--- THE PROBLEM ---
Reproduce the listing from its first line through the line containing "exercise-card-deadlift: Deadlift 56.8k", swapping each "chart-point-mark" for "chart-dot" and leaving everything else unchanged.

--- STORED DATA ---
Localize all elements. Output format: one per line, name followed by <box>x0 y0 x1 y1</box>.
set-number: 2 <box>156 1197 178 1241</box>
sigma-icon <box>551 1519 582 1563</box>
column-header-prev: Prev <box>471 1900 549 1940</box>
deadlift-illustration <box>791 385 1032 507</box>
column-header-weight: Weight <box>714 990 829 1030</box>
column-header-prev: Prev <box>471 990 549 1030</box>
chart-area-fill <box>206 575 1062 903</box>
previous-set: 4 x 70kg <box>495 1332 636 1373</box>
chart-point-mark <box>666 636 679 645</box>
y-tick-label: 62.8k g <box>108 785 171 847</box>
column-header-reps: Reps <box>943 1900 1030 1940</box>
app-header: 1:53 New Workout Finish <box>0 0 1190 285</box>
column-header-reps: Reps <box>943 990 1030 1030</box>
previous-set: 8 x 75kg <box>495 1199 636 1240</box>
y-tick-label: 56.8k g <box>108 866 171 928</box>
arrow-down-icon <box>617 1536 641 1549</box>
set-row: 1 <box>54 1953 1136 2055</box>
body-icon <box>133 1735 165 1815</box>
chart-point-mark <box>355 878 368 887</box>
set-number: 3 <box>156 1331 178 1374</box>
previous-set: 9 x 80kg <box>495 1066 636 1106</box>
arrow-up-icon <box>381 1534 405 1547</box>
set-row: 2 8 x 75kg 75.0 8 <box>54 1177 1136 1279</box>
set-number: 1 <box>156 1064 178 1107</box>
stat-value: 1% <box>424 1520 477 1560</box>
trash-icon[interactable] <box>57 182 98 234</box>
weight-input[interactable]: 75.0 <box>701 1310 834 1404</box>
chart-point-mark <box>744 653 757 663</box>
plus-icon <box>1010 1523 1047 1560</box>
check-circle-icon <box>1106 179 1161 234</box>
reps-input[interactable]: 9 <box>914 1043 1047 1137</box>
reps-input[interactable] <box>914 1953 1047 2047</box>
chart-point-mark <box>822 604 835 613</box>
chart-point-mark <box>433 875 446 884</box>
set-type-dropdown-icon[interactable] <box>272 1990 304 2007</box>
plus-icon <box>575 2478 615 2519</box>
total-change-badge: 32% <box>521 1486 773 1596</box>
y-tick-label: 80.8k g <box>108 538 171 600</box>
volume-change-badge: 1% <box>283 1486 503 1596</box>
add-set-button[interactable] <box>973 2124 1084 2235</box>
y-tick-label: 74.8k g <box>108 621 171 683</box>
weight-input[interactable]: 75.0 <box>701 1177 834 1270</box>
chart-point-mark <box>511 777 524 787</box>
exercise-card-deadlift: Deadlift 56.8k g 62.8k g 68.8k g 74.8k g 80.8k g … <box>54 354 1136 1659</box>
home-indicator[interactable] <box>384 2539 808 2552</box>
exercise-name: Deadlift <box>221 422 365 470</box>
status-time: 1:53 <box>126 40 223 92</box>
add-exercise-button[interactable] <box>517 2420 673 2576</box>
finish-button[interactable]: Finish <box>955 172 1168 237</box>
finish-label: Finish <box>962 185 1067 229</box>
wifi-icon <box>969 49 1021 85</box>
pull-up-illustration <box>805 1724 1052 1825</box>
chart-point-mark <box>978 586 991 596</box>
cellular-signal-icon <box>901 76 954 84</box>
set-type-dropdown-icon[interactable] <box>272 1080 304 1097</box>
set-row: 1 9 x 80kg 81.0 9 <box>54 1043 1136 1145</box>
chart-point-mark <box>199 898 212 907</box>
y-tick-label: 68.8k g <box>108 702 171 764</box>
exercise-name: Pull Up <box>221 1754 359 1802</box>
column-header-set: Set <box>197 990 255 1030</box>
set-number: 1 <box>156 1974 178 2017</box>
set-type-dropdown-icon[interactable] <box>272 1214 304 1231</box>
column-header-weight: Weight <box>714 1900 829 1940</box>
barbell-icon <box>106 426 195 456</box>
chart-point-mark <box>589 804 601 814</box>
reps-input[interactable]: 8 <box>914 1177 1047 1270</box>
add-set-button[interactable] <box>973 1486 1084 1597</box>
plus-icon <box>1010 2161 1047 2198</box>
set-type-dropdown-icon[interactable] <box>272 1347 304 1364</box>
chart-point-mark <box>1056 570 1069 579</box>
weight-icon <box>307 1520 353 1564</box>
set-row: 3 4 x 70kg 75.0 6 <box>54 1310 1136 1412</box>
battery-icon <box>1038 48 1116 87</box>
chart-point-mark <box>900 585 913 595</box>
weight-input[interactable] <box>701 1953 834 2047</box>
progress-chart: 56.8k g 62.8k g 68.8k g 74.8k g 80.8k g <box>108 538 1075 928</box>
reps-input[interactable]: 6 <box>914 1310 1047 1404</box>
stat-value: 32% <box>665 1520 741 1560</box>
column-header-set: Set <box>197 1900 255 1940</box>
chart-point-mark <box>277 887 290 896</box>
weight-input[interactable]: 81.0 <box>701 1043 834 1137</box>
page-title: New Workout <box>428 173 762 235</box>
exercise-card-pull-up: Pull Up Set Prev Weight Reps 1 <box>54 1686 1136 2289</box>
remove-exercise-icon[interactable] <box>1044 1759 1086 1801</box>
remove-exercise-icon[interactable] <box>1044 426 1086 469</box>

--- SOLUTION TO THIS EXERCISE ---
Localize all elements. Output format: one per line, name followed by <box>x0 y0 x1 y1</box>.
set-number: 2 <box>156 1197 178 1241</box>
sigma-icon <box>551 1519 582 1563</box>
column-header-prev: Prev <box>471 1900 549 1940</box>
deadlift-illustration <box>791 385 1032 507</box>
column-header-weight: Weight <box>714 990 829 1030</box>
column-header-prev: Prev <box>471 990 549 1030</box>
chart-area-fill <box>206 575 1062 903</box>
previous-set: 4 x 70kg <box>495 1332 636 1373</box>
chart-dot <box>666 636 679 645</box>
y-tick-label: 62.8k g <box>108 785 171 847</box>
column-header-reps: Reps <box>943 1900 1030 1940</box>
app-header: 1:53 New Workout Finish <box>0 0 1190 285</box>
column-header-reps: Reps <box>943 990 1030 1030</box>
previous-set: 8 x 75kg <box>495 1199 636 1240</box>
y-tick-label: 56.8k g <box>108 866 171 928</box>
arrow-down-icon <box>617 1536 641 1549</box>
set-row: 1 <box>54 1953 1136 2055</box>
body-icon <box>133 1735 165 1815</box>
chart-dot <box>355 878 368 887</box>
set-number: 3 <box>156 1331 178 1374</box>
previous-set: 9 x 80kg <box>495 1066 636 1106</box>
arrow-up-icon <box>381 1534 405 1547</box>
set-row: 2 8 x 75kg 75.0 8 <box>54 1177 1136 1279</box>
set-number: 1 <box>156 1064 178 1107</box>
stat-value: 1% <box>424 1520 477 1560</box>
trash-icon[interactable] <box>57 182 98 234</box>
weight-input[interactable]: 75.0 <box>701 1310 834 1404</box>
chart-dot <box>744 653 757 663</box>
plus-icon <box>1010 1523 1047 1560</box>
check-circle-icon <box>1106 179 1161 234</box>
reps-input[interactable]: 9 <box>914 1043 1047 1137</box>
reps-input[interactable] <box>914 1953 1047 2047</box>
chart-dot <box>822 604 835 613</box>
chart-dot <box>433 875 446 884</box>
set-type-dropdown-icon[interactable] <box>272 1990 304 2007</box>
plus-icon <box>575 2478 615 2519</box>
total-change-badge: 32% <box>521 1486 773 1596</box>
y-tick-label: 80.8k g <box>108 538 171 600</box>
volume-change-badge: 1% <box>283 1486 503 1596</box>
add-set-button[interactable] <box>973 2124 1084 2235</box>
y-tick-label: 74.8k g <box>108 621 171 683</box>
weight-input[interactable]: 75.0 <box>701 1177 834 1270</box>
chart-dot <box>511 777 524 787</box>
exercise-card-deadlift: Deadlift 56.8k g 62.8k g 68.8k g 74.8k g 80.8k g … <box>54 354 1136 1659</box>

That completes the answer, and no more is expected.